### TASK REQUIREMENTS
Go through the listing below and gather every line with the word "Verkürzung".

(Dataset items)
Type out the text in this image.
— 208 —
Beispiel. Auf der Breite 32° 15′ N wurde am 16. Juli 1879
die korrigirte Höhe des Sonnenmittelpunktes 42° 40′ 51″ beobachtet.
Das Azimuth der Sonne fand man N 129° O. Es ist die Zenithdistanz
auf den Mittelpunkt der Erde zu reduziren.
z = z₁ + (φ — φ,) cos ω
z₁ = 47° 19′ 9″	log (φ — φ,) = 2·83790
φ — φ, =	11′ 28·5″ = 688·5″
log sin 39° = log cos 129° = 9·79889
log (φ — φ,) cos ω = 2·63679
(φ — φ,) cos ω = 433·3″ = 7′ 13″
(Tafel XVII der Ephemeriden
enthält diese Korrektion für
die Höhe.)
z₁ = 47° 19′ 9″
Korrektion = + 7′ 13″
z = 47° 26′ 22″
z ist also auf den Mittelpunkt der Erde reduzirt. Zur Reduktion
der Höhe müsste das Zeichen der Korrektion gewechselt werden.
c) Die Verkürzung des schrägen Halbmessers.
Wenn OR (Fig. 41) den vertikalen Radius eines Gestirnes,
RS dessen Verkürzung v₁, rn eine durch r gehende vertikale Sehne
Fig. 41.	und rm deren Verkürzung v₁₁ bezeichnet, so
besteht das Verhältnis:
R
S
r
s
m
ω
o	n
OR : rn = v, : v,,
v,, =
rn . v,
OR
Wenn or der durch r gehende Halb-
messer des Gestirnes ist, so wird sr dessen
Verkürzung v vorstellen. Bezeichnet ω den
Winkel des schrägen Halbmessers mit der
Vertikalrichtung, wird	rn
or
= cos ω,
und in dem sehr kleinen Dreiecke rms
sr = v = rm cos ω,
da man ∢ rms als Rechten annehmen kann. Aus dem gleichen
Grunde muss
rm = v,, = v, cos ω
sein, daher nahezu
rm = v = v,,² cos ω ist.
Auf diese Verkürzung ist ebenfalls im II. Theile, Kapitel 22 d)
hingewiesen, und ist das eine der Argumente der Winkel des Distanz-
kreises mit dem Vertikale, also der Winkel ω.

### SOLUTION TO THIS PROBLEM
c) Die Verkürzung des schrägen Halbmessers.
RS dessen Verkürzung v₁, rn eine durch r gehende vertikale Sehne
Fig. 41.	und rm deren Verkürzung v₁₁ bezeichnet, so
Verkürzung v vorstellen. Bezeichnet ω den
Auf diese Verkürzung ist ebenfalls im II. Theile, Kapitel 22 d)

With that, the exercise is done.